_DIRECTIONS_: Leave out the images; return the rest of the data exactly.

_ENTRIES_:

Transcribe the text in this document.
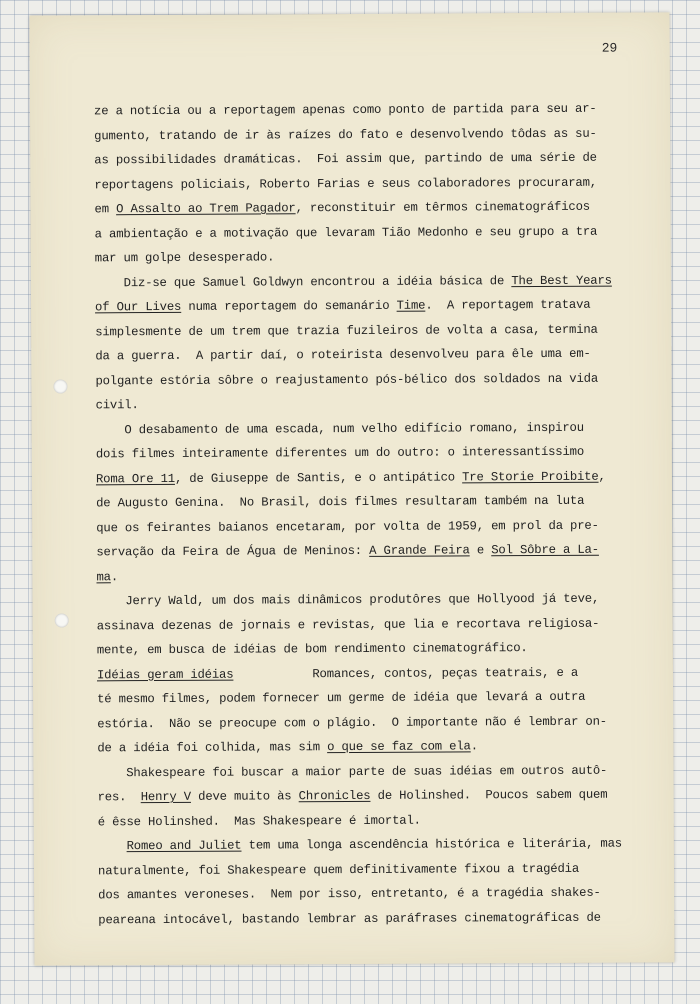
29
ze a notícia ou a reportagem apenas como ponto de partida para seu ar-
gumento, tratando de ir às raízes do fato e desenvolvendo tôdas as su-
as possibilidades dramáticas.  Foi assim que, partindo de uma série de
reportagens policiais, Roberto Farias e seus colaboradores procuraram,
em O Assalto ao Trem Pagador, reconstituir em têrmos cinematográficos
a ambientação e a motivação que levaram Tião Medonho e seu grupo a tra
mar um golpe desesperado.
Diz-se que Samuel Goldwyn encontrou a idéia básica de The Best Years
of Our Lives numa reportagem do semanário Time.  A reportagem tratava
simplesmente de um trem que trazia fuzileiros de volta a casa, termina
da a guerra.  A partir daí, o roteirista desenvolveu para êle uma em-
polgante estória sôbre o reajustamento pós-bélico dos soldados na vida
civil.
O desabamento de uma escada, num velho edifício romano, inspirou
dois filmes inteiramente diferentes um do outro: o interessantíssimo
Roma Ore 11, de Giuseppe de Santis, e o antipático Tre Storie Proibite,
de Augusto Genina.  No Brasil, dois filmes resultaram também na luta
que os feirantes baianos encetaram, por volta de 1959, em prol da pre-
servação da Feira de Água de Meninos: A Grande Feira e Sol Sôbre a La-
ma.
Jerry Wald, um dos mais dinâmicos produtôres que Hollyood já teve,
assinava dezenas de jornais e revistas, que lia e recortava religiosa-
mente, em busca de idéias de bom rendimento cinematográfico.
Idéias geram idéias           Romances, contos, peças teatrais, e a
té mesmo filmes, podem fornecer um germe de idéia que levará a outra
estória.  Não se preocupe com o plágio.  O importante não é lembrar on-
de a idéia foi colhida, mas sim o que se faz com ela.
Shakespeare foi buscar a maior parte de suas idéias em outros autô-
res.  Henry V deve muito às Chronicles de Holinshed.  Poucos sabem quem
é êsse Holinshed.  Mas Shakespeare é imortal.
Romeo and Juliet tem uma longa ascendência histórica e literária, mas
naturalmente, foi Shakespeare quem definitivamente fixou a tragédia
dos amantes veroneses.  Nem por isso, entretanto, é a tragédia shakes-
peareana intocável, bastando lembrar as paráfrases cinematográficas de
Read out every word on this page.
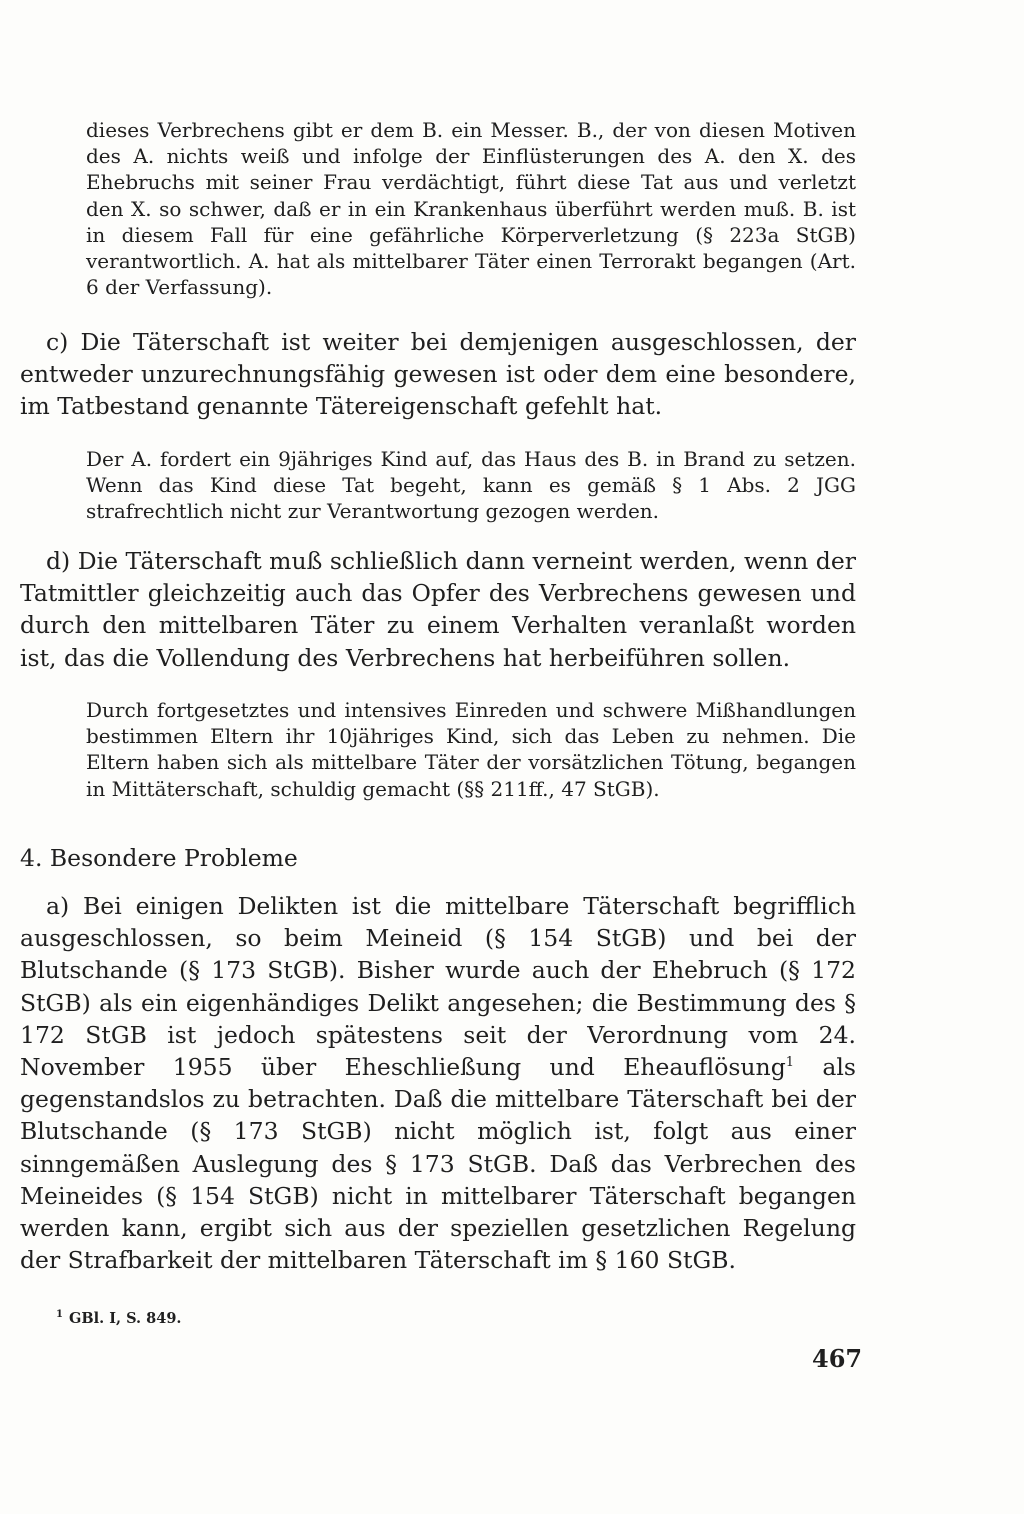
dieses Verbrechens gibt er dem B. ein Messer. B., der von diesen Motiven des A. nichts weiß und infolge der Einflüsterungen des A. den X. des Ehebruchs mit seiner Frau verdächtigt, führt diese Tat aus und verletzt den X. so schwer, daß er in ein Krankenhaus überführt werden muß. B. ist in diesem Fall für eine gefährliche Körperverletzung (§ 223a StGB) verantwortlich. A. hat als mittelbarer Täter einen Terrorakt begangen (Art. 6 der Verfassung).

c) Die Täterschaft ist weiter bei demjenigen ausgeschlossen, der entweder unzurechnungsfähig gewesen ist oder dem eine besondere, im Tatbestand genannte Tätereigenschaft gefehlt hat.

Der A. fordert ein 9jähriges Kind auf, das Haus des B. in Brand zu setzen. Wenn das Kind diese Tat begeht, kann es gemäß § 1 Abs. 2 JGG strafrechtlich nicht zur Verantwortung gezogen werden.

d) Die Täterschaft muß schließlich dann verneint werden, wenn der Tatmittler gleichzeitig auch das Opfer des Verbrechens gewesen und durch den mittelbaren Täter zu einem Verhalten veranlaßt worden ist, das die Vollendung des Verbrechens hat herbeiführen sollen.

Durch fortgesetztes und intensives Einreden und schwere Mißhandlungen bestimmen Eltern ihr 10jähriges Kind, sich das Leben zu nehmen. Die Eltern haben sich als mittelbare Täter der vorsätzlichen Tötung, begangen in Mittäterschaft, schuldig gemacht (§§ 211ff., 47 StGB).

4. Besondere Probleme

a) Bei einigen Delikten ist die mittelbare Täterschaft begrifflich ausgeschlossen, so beim Meineid (§ 154 StGB) und bei der Blutschande (§ 173 StGB). Bisher wurde auch der Ehebruch (§ 172 StGB) als ein eigenhändiges Delikt angesehen; die Bestimmung des § 172 StGB ist jedoch spätestens seit der Verordnung vom 24. November 1955 über Eheschließung und Eheauflösung$^1$ als gegenstandslos zu betrachten. Daß die mittelbare Täterschaft bei der Blutschande (§ 173 StGB) nicht möglich ist, folgt aus einer sinngemäßen Auslegung des § 173 StGB. Daß das Verbrechen des Meineides (§ 154 StGB) nicht in mittelbarer Täterschaft begangen werden kann, ergibt sich aus der speziellen gesetzlichen Regelung der Strafbarkeit der mittelbaren Täterschaft im § 160 StGB.

$^1$ GBl. I, S. 849.
467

_PROBLEM SOLUTION_:
Transcribe the text in this document.
29
ze a notícia ou a reportagem apenas como ponto de partida para seu ar-
gumento, tratando de ir às raízes do fato e desenvolvendo tôdas as su-
as possibilidades dramáticas.  Foi assim que, partindo de uma série de
reportagens policiais, Roberto Farias e seus colaboradores procuraram,
em O Assalto ao Trem Pagador, reconstituir em têrmos cinematográficos
a ambientação e a motivação que levaram Tião Medonho e seu grupo a tra
mar um golpe desesperado.
Diz-se que Samuel Goldwyn encontrou a idéia básica de The Best Years
of Our Lives numa reportagem do semanário Time.  A reportagem tratava
simplesmente de um trem que trazia fuzileiros de volta a casa, termina
da a guerra.  A partir daí, o roteirista desenvolveu para êle uma em-
polgante estória sôbre o reajustamento pós-bélico dos soldados na vida
civil.
O desabamento de uma escada, num velho edifício romano, inspirou
dois filmes inteiramente diferentes um do outro: o interessantíssimo
Roma Ore 11, de Giuseppe de Santis, e o antipático Tre Storie Proibite,
de Augusto Genina.  No Brasil, dois filmes resultaram também na luta
que os feirantes baianos encetaram, por volta de 1959, em prol da pre-
servação da Feira de Água de Meninos: A Grande Feira e Sol Sôbre a La-
ma.
Jerry Wald, um dos mais dinâmicos produtôres que Hollyood já teve,
assinava dezenas de jornais e revistas, que lia e recortava religiosa-
mente, em busca de idéias de bom rendimento cinematográfico.
Idéias geram idéias           Romances, contos, peças teatrais, e a
té mesmo filmes, podem fornecer um germe de idéia que levará a outra
estória.  Não se preocupe com o plágio.  O importante não é lembrar on-
de a idéia foi colhida, mas sim o que se faz com ela.
Shakespeare foi buscar a maior parte de suas idéias em outros autô-
res.  Henry V deve muito às Chronicles de Holinshed.  Poucos sabem quem
é êsse Holinshed.  Mas Shakespeare é imortal.
Romeo and Juliet tem uma longa ascendência histórica e literária, mas
naturalmente, foi Shakespeare quem definitivamente fixou a tragédia
dos amantes veroneses.  Nem por isso, entretanto, é a tragédia shakes-
peareana intocável, bastando lembrar as paráfrases cinematográficas de
Read out every word on this page.
dieses Verbrechens gibt er dem B. ein Messer. B., der von diesen Motiven des A. nichts weiß und infolge der Einflüsterungen des A. den X. des Ehebruchs mit seiner Frau verdächtigt, führt diese Tat aus und verletzt den X. so schwer, daß er in ein Krankenhaus überführt werden muß. B. ist in diesem Fall für eine gefährliche Körperverletzung (§ 223a StGB) verantwortlich. A. hat als mittelbarer Täter einen Terrorakt begangen (Art. 6 der Verfassung).

c) Die Täterschaft ist weiter bei demjenigen ausgeschlossen, der entweder unzurechnungsfähig gewesen ist oder dem eine besondere, im Tatbestand genannte Tätereigenschaft gefehlt hat.

Der A. fordert ein 9jähriges Kind auf, das Haus des B. in Brand zu setzen. Wenn das Kind diese Tat begeht, kann es gemäß § 1 Abs. 2 JGG strafrechtlich nicht zur Verantwortung gezogen werden.

d) Die Täterschaft muß schließlich dann verneint werden, wenn der Tatmittler gleichzeitig auch das Opfer des Verbrechens gewesen und durch den mittelbaren Täter zu einem Verhalten veranlaßt worden ist, das die Vollendung des Verbrechens hat herbeiführen sollen.

Durch fortgesetztes und intensives Einreden und schwere Mißhandlungen bestimmen Eltern ihr 10jähriges Kind, sich das Leben zu nehmen. Die Eltern haben sich als mittelbare Täter der vorsätzlichen Tötung, begangen in Mittäterschaft, schuldig gemacht (§§ 211ff., 47 StGB).

4. Besondere Probleme

a) Bei einigen Delikten ist die mittelbare Täterschaft begrifflich ausgeschlossen, so beim Meineid (§ 154 StGB) und bei der Blutschande (§ 173 StGB). Bisher wurde auch der Ehebruch (§ 172 StGB) als ein eigenhändiges Delikt angesehen; die Bestimmung des § 172 StGB ist jedoch spätestens seit der Verordnung vom 24. November 1955 über Eheschließung und Eheauflösung$^1$ als gegenstandslos zu betrachten. Daß die mittelbare Täterschaft bei der Blutschande (§ 173 StGB) nicht möglich ist, folgt aus einer sinngemäßen Auslegung des § 173 StGB. Daß das Verbrechen des Meineides (§ 154 StGB) nicht in mittelbarer Täterschaft begangen werden kann, ergibt sich aus der speziellen gesetzlichen Regelung der Strafbarkeit der mittelbaren Täterschaft im § 160 StGB.

$^1$ GBl. I, S. 849.
467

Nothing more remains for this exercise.